INSTRUCTION: The entries below should be output exactly as written.

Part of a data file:
"""

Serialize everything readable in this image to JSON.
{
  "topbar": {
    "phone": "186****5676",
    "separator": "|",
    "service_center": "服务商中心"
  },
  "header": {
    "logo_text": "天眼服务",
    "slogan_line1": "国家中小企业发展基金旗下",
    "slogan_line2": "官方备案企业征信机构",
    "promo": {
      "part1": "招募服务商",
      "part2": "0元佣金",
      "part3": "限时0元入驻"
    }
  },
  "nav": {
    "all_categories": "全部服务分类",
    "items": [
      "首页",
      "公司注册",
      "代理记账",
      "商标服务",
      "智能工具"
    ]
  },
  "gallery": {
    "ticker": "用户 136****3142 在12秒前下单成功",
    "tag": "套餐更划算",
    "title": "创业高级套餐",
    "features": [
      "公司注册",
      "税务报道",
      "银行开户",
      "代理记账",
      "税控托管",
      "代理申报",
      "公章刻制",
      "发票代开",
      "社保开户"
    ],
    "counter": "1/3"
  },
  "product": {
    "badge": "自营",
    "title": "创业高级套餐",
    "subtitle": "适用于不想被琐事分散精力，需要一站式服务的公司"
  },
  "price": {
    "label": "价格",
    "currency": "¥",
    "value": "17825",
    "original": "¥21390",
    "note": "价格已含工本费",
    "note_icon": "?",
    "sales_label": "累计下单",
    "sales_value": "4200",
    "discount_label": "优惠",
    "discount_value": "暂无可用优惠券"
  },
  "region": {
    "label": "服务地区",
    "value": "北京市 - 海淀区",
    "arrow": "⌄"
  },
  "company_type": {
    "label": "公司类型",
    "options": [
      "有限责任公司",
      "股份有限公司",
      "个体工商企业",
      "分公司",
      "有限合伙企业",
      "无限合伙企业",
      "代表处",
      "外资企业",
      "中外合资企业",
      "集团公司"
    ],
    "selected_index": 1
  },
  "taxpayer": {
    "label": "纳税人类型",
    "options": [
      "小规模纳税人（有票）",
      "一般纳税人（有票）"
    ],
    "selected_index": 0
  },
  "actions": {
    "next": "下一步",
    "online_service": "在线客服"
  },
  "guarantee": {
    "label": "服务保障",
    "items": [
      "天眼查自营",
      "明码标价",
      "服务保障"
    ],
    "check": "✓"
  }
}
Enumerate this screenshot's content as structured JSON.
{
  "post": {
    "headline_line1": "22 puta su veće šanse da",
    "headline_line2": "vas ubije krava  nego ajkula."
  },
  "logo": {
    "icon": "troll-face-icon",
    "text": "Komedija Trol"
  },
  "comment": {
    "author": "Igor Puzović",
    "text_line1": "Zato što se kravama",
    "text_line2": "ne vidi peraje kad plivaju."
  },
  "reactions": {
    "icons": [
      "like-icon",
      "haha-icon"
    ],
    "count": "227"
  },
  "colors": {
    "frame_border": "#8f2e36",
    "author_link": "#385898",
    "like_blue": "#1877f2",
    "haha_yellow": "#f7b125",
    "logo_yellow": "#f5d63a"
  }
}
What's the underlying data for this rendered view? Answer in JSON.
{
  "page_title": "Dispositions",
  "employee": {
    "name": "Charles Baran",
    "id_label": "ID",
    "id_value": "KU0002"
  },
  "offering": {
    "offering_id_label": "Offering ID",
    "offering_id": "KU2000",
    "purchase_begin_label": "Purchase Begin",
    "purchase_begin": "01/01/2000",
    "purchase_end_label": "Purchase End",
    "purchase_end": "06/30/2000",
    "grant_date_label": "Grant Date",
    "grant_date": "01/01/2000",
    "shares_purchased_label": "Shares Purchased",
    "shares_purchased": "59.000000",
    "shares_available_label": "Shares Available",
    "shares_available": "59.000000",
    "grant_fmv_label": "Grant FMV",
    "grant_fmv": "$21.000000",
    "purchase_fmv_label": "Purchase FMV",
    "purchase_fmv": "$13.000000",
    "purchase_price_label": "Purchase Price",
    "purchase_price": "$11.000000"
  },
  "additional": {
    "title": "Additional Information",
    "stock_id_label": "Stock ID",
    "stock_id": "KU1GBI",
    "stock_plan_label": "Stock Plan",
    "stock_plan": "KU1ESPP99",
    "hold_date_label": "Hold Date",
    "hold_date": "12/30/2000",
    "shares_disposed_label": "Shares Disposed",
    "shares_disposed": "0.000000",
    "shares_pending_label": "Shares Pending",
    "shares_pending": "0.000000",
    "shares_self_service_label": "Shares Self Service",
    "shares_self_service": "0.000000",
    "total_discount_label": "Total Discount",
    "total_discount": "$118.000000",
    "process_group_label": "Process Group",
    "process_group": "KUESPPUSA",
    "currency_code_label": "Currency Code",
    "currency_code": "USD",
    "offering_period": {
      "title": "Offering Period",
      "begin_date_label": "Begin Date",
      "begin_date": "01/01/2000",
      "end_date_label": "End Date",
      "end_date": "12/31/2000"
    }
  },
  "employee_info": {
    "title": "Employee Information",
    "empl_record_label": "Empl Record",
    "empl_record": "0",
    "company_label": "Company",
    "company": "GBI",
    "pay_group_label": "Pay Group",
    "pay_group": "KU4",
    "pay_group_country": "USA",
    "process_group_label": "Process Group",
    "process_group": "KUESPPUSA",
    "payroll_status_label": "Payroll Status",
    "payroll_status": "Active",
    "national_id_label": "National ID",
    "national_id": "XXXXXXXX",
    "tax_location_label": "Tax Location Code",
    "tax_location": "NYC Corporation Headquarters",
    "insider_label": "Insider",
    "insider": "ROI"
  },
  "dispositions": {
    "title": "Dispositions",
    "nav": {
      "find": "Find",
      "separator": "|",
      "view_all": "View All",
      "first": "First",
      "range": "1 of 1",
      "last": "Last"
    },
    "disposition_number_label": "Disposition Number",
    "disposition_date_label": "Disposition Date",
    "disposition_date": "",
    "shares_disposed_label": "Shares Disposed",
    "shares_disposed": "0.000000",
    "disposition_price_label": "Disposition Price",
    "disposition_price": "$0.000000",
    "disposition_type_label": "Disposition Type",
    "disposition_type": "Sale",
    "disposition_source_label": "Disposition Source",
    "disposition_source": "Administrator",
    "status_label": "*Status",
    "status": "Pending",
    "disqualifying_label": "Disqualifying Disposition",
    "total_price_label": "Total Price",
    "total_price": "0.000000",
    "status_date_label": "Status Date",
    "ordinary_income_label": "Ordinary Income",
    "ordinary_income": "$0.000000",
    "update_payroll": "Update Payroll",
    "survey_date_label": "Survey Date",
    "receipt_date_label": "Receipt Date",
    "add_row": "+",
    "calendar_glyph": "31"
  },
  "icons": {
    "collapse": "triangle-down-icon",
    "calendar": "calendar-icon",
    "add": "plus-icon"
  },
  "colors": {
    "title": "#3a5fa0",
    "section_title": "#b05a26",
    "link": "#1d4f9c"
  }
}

"""

TASK RESPONSE:
Serialize everything readable in this image to JSON.
{
  "topbar": {
    "phone": "186****5676",
    "separator": "|",
    "service_center": "服务商中心"
  },
  "header": {
    "logo_text": "天眼服务",
    "slogan_line1": "国家中小企业发展基金旗下",
    "slogan_line2": "官方备案企业征信机构",
    "promo": {
      "part1": "招募服务商",
      "part2": "0元佣金",
      "part3": "限时0元入驻"
    }
  },
  "nav": {
    "all_categories": "全部服务分类",
    "items": [
      "首页",
      "公司注册",
      "代理记账",
      "商标服务",
      "智能工具"
    ]
  },
  "gallery": {
    "ticker": "用户 136****3142 在12秒前下单成功",
    "tag": "套餐更划算",
    "title": "创业高级套餐",
    "features": [
      "公司注册",
      "税务报道",
      "银行开户",
      "代理记账",
      "税控托管",
      "代理申报",
      "公章刻制",
      "发票代开",
      "社保开户"
    ],
    "counter": "1/3"
  },
  "product": {
    "badge": "自营",
    "title": "创业高级套餐",
    "subtitle": "适用于不想被琐事分散精力，需要一站式服务的公司"
  },
  "price": {
    "label": "价格",
    "currency": "¥",
    "value": "17825",
    "original": "¥21390",
    "note": "价格已含工本费",
    "note_icon": "?",
    "sales_label": "累计下单",
    "sales_value": "4200",
    "discount_label": "优惠",
    "discount_value": "暂无可用优惠券"
  },
  "region": {
    "label": "服务地区",
    "value": "北京市 - 海淀区",
    "arrow": "⌄"
  },
  "company_type": {
    "label": "公司类型",
    "options": [
      "有限责任公司",
      "股份有限公司",
      "个体工商企业",
      "分公司",
      "有限合伙企业",
      "无限合伙企业",
      "代表处",
      "外资企业",
      "中外合资企业",
      "集团公司"
    ],
    "selected_index": 1
  },
  "taxpayer": {
    "label": "纳税人类型",
    "options": [
      "小规模纳税人（有票）",
      "一般纳税人（有票）"
    ],
    "selected_index": 0
  },
  "actions": {
    "next": "下一步",
    "online_service": "在线客服"
  },
  "guarantee": {
    "label": "服务保障",
    "items": [
      "天眼查自营",
      "明码标价",
      "服务保障"
    ],
    "check": "✓"
  }
}
Enumerate this screenshot's content as structured JSON.
{
  "post": {
    "headline_line1": "22 puta su veće šanse da",
    "headline_line2": "vas ubije krava  nego ajkula."
  },
  "logo": {
    "icon": "troll-face-icon",
    "text": "Komedija Trol"
  },
  "comment": {
    "author": "Igor Puzović",
    "text_line1": "Zato što se kravama",
    "text_line2": "ne vidi peraje kad plivaju."
  },
  "reactions": {
    "icons": [
      "like-icon",
      "haha-icon"
    ],
    "count": "227"
  },
  "colors": {
    "frame_border": "#8f2e36",
    "author_link": "#385898",
    "like_blue": "#1877f2",
    "haha_yellow": "#f7b125",
    "logo_yellow": "#f5d63a"
  }
}
What's the underlying data for this rendered view? Answer in JSON.
{
  "page_title": "Dispositions",
  "employee": {
    "name": "Charles Baran",
    "id_label": "ID",
    "id_value": "KU0002"
  },
  "offering": {
    "offering_id_label": "Offering ID",
    "offering_id": "KU2000",
    "purchase_begin_label": "Purchase Begin",
    "purchase_begin": "01/01/2000",
    "purchase_end_label": "Purchase End",
    "purchase_end": "06/30/2000",
    "grant_date_label": "Grant Date",
    "grant_date": "01/01/2000",
    "shares_purchased_label": "Shares Purchased",
    "shares_purchased": "59.000000",
    "shares_available_label": "Shares Available",
    "shares_available": "59.000000",
    "grant_fmv_label": "Grant FMV",
    "grant_fmv": "$21.000000",
    "purchase_fmv_label": "Purchase FMV",
    "purchase_fmv": "$13.000000",
    "purchase_price_label": "Purchase Price",
    "purchase_price": "$11.000000"
  },
  "additional": {
    "title": "Additional Information",
    "stock_id_label": "Stock ID",
    "stock_id": "KU1GBI",
    "stock_plan_label": "Stock Plan",
    "stock_plan": "KU1ESPP99",
    "hold_date_label": "Hold Date",
    "hold_date": "12/30/2000",
    "shares_disposed_label": "Shares Disposed",
    "shares_disposed": "0.000000",
    "shares_pending_label": "Shares Pending",
    "shares_pending": "0.000000",
    "shares_self_service_label": "Shares Self Service",
    "shares_self_service": "0.000000",
    "total_discount_label": "Total Discount",
    "total_discount": "$118.000000",
    "process_group_label": "Process Group",
    "process_group": "KUESPPUSA",
    "currency_code_label": "Currency Code",
    "currency_code": "USD",
    "offering_period": {
      "title": "Offering Period",
      "begin_date_label": "Begin Date",
      "begin_date": "01/01/2000",
      "end_date_label": "End Date",
      "end_date": "12/31/2000"
    }
  },
  "employee_info": {
    "title": "Employee Information",
    "empl_record_label": "Empl Record",
    "empl_record": "0",
    "company_label": "Company",
    "company": "GBI",
    "pay_group_label": "Pay Group",
    "pay_group": "KU4",
    "pay_group_country": "USA",
    "process_group_label": "Process Group",
    "process_group": "KUESPPUSA",
    "payroll_status_label": "Payroll Status",
    "payroll_status": "Active",
    "national_id_label": "National ID",
    "national_id": "XXXXXXXX",
    "tax_location_label": "Tax Location Code",
    "tax_location": "NYC Corporation Headquarters",
    "insider_label": "Insider",
    "insider": "ROI"
  },
  "dispositions": {
    "title": "Dispositions",
    "nav": {
      "find": "Find",
      "separator": "|",
      "view_all": "View All",
      "first": "First",
      "range": "1 of 1",
      "last": "Last"
    },
    "disposition_number_label": "Disposition Number",
    "disposition_date_label": "Disposition Date",
    "disposition_date": "",
    "shares_disposed_label": "Shares Disposed",
    "shares_disposed": "0.000000",
    "disposition_price_label": "Disposition Price",
    "disposition_price": "$0.000000",
    "disposition_type_label": "Disposition Type",
    "disposition_type": "Sale",
    "disposition_source_label": "Disposition Source",
    "disposition_source": "Administrator",
    "status_label": "*Status",
    "status": "Pending",
    "disqualifying_label": "Disqualifying Disposition",
    "total_price_label": "Total Price",
    "total_price": "0.000000",
    "status_date_label": "Status Date",
    "ordinary_income_label": "Ordinary Income",
    "ordinary_income": "$0.000000",
    "update_payroll": "Update Payroll",
    "survey_date_label": "Survey Date",
    "receipt_date_label": "Receipt Date",
    "add_row": "+",
    "calendar_glyph": "31"
  },
  "icons": {
    "collapse": "triangle-down-icon",
    "calendar": "calendar-icon",
    "add": "plus-icon"
  },
  "colors": {
    "title": "#3a5fa0",
    "section_title": "#b05a26",
    "link": "#1d4f9c"
  }
}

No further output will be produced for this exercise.